**Aim**
In the listing below, find every line containing "Windows" and copy it out.

_ _ _ _ _ _ _

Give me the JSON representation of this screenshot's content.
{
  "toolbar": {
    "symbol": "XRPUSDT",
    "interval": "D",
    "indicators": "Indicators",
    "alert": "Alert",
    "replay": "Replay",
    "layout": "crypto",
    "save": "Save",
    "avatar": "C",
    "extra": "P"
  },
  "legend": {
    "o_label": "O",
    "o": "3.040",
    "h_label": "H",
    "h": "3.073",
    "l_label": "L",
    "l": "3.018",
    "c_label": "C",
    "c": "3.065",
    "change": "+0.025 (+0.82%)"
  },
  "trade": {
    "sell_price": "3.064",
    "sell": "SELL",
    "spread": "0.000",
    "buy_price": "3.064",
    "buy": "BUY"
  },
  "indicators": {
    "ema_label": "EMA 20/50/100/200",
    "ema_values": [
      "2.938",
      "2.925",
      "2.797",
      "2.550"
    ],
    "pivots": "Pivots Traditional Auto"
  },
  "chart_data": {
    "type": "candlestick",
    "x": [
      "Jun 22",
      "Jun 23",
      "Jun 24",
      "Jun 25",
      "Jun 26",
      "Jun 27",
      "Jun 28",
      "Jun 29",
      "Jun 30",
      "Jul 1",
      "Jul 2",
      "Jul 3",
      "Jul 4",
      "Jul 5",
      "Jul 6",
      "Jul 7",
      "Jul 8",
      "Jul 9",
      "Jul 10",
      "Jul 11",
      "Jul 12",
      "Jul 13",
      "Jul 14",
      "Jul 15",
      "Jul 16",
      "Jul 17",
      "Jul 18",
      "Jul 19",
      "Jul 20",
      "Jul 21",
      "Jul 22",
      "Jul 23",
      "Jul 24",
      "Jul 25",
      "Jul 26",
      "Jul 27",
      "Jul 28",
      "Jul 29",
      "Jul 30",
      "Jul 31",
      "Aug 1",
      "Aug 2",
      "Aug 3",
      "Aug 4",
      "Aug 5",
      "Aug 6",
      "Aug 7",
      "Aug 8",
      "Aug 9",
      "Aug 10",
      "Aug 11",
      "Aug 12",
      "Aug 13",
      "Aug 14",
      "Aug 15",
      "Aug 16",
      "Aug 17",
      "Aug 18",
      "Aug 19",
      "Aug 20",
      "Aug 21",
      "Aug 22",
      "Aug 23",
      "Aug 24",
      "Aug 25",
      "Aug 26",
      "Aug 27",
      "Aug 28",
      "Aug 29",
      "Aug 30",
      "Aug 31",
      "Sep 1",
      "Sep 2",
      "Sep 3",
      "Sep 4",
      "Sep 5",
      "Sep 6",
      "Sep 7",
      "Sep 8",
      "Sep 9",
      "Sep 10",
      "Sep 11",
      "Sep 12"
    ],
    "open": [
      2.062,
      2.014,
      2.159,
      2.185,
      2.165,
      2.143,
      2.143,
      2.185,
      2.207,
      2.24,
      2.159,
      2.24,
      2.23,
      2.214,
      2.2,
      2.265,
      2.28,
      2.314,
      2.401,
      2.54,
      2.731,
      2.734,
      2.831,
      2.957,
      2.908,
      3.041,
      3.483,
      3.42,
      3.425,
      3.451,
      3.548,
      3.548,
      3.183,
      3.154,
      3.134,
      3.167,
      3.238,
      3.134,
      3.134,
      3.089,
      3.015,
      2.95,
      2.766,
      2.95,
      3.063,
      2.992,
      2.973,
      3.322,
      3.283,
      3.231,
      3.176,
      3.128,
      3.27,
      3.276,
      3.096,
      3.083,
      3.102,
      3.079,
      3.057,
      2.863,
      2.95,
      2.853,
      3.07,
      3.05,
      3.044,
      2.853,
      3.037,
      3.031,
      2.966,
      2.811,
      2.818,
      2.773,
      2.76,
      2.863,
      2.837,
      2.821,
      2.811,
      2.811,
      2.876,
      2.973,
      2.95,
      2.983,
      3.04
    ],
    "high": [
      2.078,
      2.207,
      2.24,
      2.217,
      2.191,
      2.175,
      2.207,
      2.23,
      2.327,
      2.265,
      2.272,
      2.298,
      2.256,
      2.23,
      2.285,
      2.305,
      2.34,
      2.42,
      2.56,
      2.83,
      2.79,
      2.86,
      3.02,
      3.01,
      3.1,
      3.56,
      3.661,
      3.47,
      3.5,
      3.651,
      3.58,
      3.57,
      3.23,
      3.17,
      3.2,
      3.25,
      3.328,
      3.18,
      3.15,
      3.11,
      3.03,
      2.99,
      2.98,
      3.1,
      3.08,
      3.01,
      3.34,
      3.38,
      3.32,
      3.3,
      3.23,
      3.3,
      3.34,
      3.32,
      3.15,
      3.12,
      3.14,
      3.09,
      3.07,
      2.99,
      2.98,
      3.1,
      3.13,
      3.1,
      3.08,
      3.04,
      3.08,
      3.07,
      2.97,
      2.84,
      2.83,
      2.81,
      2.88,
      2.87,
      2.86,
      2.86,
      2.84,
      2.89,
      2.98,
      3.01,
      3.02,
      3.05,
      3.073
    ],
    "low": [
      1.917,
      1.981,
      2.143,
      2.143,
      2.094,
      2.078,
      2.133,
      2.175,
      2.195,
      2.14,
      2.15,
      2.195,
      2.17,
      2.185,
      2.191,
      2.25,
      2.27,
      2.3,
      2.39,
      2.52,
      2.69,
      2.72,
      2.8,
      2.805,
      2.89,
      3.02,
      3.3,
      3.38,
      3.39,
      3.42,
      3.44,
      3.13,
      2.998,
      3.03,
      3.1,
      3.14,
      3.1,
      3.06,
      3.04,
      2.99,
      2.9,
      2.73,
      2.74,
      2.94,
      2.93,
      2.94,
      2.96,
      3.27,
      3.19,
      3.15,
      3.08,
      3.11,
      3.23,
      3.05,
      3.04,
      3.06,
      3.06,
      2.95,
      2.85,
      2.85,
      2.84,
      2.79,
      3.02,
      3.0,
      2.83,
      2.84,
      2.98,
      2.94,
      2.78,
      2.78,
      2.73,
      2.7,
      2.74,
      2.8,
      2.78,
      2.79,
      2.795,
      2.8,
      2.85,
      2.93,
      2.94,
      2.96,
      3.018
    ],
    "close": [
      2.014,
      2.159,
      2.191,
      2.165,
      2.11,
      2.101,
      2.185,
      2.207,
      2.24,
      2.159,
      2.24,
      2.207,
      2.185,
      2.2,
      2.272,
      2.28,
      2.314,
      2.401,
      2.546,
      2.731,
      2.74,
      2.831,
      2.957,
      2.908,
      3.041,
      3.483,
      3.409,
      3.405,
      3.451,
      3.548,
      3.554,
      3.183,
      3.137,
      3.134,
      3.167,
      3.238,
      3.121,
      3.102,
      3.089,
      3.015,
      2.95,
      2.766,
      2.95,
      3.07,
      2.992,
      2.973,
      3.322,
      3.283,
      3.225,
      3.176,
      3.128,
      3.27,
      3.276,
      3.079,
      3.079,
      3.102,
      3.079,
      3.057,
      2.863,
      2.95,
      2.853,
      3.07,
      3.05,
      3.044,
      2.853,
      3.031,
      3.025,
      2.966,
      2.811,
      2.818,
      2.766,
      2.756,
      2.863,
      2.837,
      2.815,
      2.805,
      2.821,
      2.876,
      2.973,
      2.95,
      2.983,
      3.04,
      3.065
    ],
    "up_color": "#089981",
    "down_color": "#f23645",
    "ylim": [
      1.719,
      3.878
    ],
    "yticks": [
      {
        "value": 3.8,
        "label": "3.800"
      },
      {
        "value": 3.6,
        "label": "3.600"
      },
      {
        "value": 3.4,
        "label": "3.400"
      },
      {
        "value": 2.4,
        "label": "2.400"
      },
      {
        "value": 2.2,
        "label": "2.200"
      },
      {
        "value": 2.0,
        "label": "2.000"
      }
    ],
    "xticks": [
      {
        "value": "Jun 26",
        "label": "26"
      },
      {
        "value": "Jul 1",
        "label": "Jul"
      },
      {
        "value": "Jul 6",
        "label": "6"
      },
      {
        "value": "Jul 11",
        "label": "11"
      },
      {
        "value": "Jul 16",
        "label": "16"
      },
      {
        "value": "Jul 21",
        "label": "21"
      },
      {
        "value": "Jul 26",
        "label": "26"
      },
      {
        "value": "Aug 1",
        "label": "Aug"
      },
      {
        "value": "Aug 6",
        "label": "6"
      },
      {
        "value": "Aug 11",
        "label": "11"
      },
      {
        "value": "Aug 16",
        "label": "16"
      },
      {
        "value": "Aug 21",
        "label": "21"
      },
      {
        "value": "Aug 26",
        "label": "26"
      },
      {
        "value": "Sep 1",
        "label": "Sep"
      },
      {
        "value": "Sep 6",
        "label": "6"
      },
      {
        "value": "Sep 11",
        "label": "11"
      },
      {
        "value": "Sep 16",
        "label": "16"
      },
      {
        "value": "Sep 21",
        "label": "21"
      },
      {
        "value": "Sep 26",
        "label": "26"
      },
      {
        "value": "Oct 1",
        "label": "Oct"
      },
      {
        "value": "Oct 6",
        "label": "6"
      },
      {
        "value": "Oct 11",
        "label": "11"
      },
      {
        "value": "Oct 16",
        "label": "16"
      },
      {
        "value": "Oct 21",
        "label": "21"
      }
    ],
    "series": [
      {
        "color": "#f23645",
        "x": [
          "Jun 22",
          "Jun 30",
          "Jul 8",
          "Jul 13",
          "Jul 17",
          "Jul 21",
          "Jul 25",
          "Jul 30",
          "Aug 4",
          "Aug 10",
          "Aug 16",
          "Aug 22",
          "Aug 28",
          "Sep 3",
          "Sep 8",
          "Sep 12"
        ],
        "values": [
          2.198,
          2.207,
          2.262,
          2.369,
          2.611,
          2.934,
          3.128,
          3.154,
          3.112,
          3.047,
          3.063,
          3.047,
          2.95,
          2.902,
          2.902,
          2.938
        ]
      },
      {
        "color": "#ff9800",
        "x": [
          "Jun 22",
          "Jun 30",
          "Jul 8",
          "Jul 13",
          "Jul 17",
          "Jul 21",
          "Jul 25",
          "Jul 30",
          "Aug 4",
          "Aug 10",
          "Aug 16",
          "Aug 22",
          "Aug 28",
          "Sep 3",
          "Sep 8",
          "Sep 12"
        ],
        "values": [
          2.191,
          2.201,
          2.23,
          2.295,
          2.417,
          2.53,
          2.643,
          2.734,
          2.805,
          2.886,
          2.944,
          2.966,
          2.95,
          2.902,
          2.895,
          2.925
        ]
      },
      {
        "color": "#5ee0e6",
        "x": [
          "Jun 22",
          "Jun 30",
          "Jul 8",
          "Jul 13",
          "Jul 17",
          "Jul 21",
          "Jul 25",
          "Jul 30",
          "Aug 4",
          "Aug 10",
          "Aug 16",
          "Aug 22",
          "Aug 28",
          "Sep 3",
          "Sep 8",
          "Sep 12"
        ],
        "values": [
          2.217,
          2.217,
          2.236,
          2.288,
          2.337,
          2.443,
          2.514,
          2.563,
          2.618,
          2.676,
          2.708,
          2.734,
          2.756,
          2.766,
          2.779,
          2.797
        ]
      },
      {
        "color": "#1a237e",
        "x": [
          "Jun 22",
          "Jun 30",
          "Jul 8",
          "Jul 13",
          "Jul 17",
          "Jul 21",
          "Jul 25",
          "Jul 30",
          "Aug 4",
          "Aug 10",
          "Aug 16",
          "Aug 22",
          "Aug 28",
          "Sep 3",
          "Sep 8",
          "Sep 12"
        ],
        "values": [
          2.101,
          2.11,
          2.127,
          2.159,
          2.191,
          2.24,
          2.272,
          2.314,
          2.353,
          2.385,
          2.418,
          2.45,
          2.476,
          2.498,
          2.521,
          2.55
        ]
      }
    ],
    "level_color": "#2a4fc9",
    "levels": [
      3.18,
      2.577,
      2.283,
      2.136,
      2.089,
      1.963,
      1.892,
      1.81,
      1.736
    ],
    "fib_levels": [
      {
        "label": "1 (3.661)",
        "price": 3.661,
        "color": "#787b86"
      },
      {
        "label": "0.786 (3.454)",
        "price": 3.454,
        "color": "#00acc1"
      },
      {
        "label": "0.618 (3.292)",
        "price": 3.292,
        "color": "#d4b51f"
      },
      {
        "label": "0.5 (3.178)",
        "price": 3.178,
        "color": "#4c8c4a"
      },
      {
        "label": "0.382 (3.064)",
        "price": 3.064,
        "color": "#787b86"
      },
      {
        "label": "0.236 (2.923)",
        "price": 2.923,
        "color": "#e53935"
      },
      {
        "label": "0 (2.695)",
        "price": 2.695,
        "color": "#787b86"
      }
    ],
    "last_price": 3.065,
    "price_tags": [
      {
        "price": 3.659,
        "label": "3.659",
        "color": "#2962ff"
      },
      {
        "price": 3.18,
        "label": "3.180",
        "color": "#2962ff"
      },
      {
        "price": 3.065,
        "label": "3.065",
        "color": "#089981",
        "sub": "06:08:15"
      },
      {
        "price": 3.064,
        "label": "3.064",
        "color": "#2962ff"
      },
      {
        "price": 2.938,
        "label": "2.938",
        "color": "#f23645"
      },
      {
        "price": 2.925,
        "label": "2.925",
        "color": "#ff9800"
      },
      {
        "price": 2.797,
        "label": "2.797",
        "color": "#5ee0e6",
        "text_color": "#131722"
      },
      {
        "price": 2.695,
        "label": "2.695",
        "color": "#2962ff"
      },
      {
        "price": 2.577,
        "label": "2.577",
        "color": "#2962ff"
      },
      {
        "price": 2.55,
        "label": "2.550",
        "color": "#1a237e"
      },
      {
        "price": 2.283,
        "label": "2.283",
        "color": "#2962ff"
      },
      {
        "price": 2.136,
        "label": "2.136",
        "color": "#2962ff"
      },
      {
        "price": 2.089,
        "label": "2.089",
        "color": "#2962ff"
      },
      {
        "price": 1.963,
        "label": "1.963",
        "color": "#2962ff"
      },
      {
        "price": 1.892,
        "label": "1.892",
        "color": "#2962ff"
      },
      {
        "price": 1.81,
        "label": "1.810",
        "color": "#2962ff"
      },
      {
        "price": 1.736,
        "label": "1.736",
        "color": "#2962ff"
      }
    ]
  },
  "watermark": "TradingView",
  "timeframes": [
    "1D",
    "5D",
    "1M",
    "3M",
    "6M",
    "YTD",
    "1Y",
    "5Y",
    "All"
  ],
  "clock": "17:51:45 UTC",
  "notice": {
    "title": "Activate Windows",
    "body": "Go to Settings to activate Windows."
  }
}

_ _ _ _ _ _ _

**Expected answer**
    "title": "Activate Windows",
    "body": "Go to Settings to activate Windows."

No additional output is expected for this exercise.